Quote the entries that follow exactly, leaving none out.
----
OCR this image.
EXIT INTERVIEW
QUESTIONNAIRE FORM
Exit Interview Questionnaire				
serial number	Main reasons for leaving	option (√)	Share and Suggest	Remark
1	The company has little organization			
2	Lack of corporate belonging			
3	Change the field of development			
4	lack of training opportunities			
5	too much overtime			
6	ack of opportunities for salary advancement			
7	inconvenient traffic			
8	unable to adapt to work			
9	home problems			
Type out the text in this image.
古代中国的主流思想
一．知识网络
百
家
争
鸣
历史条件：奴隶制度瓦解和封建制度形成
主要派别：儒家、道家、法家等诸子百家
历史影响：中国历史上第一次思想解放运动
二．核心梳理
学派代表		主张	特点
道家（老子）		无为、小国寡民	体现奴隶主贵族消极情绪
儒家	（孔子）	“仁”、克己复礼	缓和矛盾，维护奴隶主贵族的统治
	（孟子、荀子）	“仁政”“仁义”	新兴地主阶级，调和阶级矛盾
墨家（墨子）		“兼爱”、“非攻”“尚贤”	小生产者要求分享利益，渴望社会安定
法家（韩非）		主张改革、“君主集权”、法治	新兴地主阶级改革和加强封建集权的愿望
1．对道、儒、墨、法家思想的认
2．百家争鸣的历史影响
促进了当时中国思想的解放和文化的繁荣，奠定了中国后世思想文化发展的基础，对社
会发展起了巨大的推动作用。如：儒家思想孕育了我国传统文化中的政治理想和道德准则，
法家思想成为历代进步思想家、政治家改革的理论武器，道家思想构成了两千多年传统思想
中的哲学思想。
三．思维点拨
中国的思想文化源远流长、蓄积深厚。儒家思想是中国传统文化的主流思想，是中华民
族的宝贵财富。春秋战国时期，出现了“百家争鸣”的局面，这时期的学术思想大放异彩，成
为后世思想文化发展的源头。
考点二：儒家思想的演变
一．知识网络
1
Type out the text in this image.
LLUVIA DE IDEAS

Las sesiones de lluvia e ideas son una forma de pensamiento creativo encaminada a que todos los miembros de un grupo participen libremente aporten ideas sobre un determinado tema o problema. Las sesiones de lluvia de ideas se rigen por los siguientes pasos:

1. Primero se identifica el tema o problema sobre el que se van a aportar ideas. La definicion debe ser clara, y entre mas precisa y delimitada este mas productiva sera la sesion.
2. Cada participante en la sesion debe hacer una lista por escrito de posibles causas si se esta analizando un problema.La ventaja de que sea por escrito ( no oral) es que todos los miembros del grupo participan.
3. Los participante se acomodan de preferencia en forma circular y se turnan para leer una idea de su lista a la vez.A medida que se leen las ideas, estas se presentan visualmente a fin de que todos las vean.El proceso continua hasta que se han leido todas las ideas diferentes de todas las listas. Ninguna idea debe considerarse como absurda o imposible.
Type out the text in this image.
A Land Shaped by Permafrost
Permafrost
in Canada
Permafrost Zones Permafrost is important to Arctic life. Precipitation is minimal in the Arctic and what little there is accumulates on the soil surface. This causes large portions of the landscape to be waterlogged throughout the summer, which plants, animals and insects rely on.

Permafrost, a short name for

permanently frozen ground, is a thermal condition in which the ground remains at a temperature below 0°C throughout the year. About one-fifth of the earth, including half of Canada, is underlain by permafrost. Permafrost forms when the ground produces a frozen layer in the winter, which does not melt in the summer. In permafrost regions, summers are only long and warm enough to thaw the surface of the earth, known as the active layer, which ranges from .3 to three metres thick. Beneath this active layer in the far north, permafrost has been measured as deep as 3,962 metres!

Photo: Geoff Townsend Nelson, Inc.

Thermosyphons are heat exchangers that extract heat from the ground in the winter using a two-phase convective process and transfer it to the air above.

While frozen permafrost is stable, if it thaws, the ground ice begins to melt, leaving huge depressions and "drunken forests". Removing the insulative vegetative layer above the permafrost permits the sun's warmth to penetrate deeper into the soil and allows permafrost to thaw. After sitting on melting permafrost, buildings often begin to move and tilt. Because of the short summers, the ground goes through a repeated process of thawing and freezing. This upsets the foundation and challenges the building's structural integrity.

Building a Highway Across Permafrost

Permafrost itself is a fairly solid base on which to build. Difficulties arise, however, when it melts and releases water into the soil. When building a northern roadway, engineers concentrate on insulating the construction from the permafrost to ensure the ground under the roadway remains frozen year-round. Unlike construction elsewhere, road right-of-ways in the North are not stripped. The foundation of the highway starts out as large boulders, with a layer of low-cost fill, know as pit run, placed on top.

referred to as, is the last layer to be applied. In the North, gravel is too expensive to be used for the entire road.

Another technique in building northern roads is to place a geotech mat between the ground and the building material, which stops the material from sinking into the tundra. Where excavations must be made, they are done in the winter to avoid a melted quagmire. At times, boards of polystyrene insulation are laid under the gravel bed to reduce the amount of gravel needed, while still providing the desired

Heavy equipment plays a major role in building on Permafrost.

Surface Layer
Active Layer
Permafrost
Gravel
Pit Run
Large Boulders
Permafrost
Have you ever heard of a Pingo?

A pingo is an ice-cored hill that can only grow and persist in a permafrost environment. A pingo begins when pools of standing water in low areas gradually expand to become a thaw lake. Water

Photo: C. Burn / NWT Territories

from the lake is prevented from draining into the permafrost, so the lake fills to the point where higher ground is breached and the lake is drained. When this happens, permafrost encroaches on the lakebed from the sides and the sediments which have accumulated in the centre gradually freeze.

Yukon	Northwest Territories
----
**Response below**
OCR this image.
EXIT INTERVIEW
QUESTIONNAIRE FORM
Exit Interview Questionnaire				
serial number	Main reasons for leaving	option (√)	Share and Suggest	Remark
1	The company has little organization			
2	Lack of corporate belonging			
3	Change the field of development			
4	lack of training opportunities			
5	too much overtime			
6	ack of opportunities for salary advancement			
7	inconvenient traffic			
8	unable to adapt to work			
9	home problems			
Type out the text in this image.
古代中国的主流思想
一．知识网络
百
家
争
鸣
历史条件：奴隶制度瓦解和封建制度形成
主要派别：儒家、道家、法家等诸子百家
历史影响：中国历史上第一次思想解放运动
二．核心梳理
学派代表		主张	特点
道家（老子）		无为、小国寡民	体现奴隶主贵族消极情绪
儒家	（孔子）	“仁”、克己复礼	缓和矛盾，维护奴隶主贵族的统治
	（孟子、荀子）	“仁政”“仁义”	新兴地主阶级，调和阶级矛盾
墨家（墨子）		“兼爱”、“非攻”“尚贤”	小生产者要求分享利益，渴望社会安定
法家（韩非）		主张改革、“君主集权”、法治	新兴地主阶级改革和加强封建集权的愿望
1．对道、儒、墨、法家思想的认
2．百家争鸣的历史影响
促进了当时中国思想的解放和文化的繁荣，奠定了中国后世思想文化发展的基础，对社
会发展起了巨大的推动作用。如：儒家思想孕育了我国传统文化中的政治理想和道德准则，
法家思想成为历代进步思想家、政治家改革的理论武器，道家思想构成了两千多年传统思想
中的哲学思想。
三．思维点拨
中国的思想文化源远流长、蓄积深厚。儒家思想是中国传统文化的主流思想，是中华民
族的宝贵财富。春秋战国时期，出现了“百家争鸣”的局面，这时期的学术思想大放异彩，成
为后世思想文化发展的源头。
考点二：儒家思想的演变
一．知识网络
1
Type out the text in this image.
LLUVIA DE IDEAS

Las sesiones de lluvia e ideas son una forma de pensamiento creativo encaminada a que todos los miembros de un grupo participen libremente aporten ideas sobre un determinado tema o problema. Las sesiones de lluvia de ideas se rigen por los siguientes pasos:

1. Primero se identifica el tema o problema sobre el que se van a aportar ideas. La definicion debe ser clara, y entre mas precisa y delimitada este mas productiva sera la sesion.
2. Cada participante en la sesion debe hacer una lista por escrito de posibles causas si se esta analizando un problema.La ventaja de que sea por escrito ( no oral) es que todos los miembros del grupo participan.
3. Los participante se acomodan de preferencia en forma circular y se turnan para leer una idea de su lista a la vez.A medida que se leen las ideas, estas se presentan visualmente a fin de que todos las vean.El proceso continua hasta que se han leido todas las ideas diferentes de todas las listas. Ninguna idea debe considerarse como absurda o imposible.
Type out the text in this image.
A Land Shaped by Permafrost
Permafrost
in Canada
Permafrost Zones Permafrost is important to Arctic life. Precipitation is minimal in the Arctic and what little there is accumulates on the soil surface. This causes large portions of the landscape to be waterlogged throughout the summer, which plants, animals and insects rely on.

Permafrost, a short name for

permanently frozen ground, is a thermal condition in which the ground remains at a temperature below 0°C throughout the year. About one-fifth of the earth, including half of Canada, is underlain by permafrost. Permafrost forms when the ground produces a frozen layer in the winter, which does not melt in the summer. In permafrost regions, summers are only long and warm enough to thaw the surface of the earth, known as the active layer, which ranges from .3 to three metres thick. Beneath this active layer in the far north, permafrost has been measured as deep as 3,962 metres!

Photo: Geoff Townsend Nelson, Inc.

Thermosyphons are heat exchangers that extract heat from the ground in the winter using a two-phase convective process and transfer it to the air above.

While frozen permafrost is stable, if it thaws, the ground ice begins to melt, leaving huge depressions and "drunken forests". Removing the insulative vegetative layer above the permafrost permits the sun's warmth to penetrate deeper into the soil and allows permafrost to thaw. After sitting on melting permafrost, buildings often begin to move and tilt. Because of the short summers, the ground goes through a repeated process of thawing and freezing. This upsets the foundation and challenges the building's structural integrity.

Building a Highway Across Permafrost

Permafrost itself is a fairly solid base on which to build. Difficulties arise, however, when it melts and releases water into the soil. When building a northern roadway, engineers concentrate on insulating the construction from the permafrost to ensure the ground under the roadway remains frozen year-round. Unlike construction elsewhere, road right-of-ways in the North are not stripped. The foundation of the highway starts out as large boulders, with a layer of low-cost fill, know as pit run, placed on top.

referred to as, is the last layer to be applied. In the North, gravel is too expensive to be used for the entire road.

Another technique in building northern roads is to place a geotech mat between the ground and the building material, which stops the material from sinking into the tundra. Where excavations must be made, they are done in the winter to avoid a melted quagmire. At times, boards of polystyrene insulation are laid under the gravel bed to reduce the amount of gravel needed, while still providing the desired

Heavy equipment plays a major role in building on Permafrost.

Surface Layer
Active Layer
Permafrost
Gravel
Pit Run
Large Boulders
Permafrost
Have you ever heard of a Pingo?

A pingo is an ice-cored hill that can only grow and persist in a permafrost environment. A pingo begins when pools of standing water in low areas gradually expand to become a thaw lake. Water

Photo: C. Burn / NWT Territories

from the lake is prevented from draining into the permafrost, so the lake fills to the point where higher ground is breached and the lake is drained. When this happens, permafrost encroaches on the lakebed from the sides and the sediments which have accumulated in the centre gradually freeze.

Yukon	Northwest Territories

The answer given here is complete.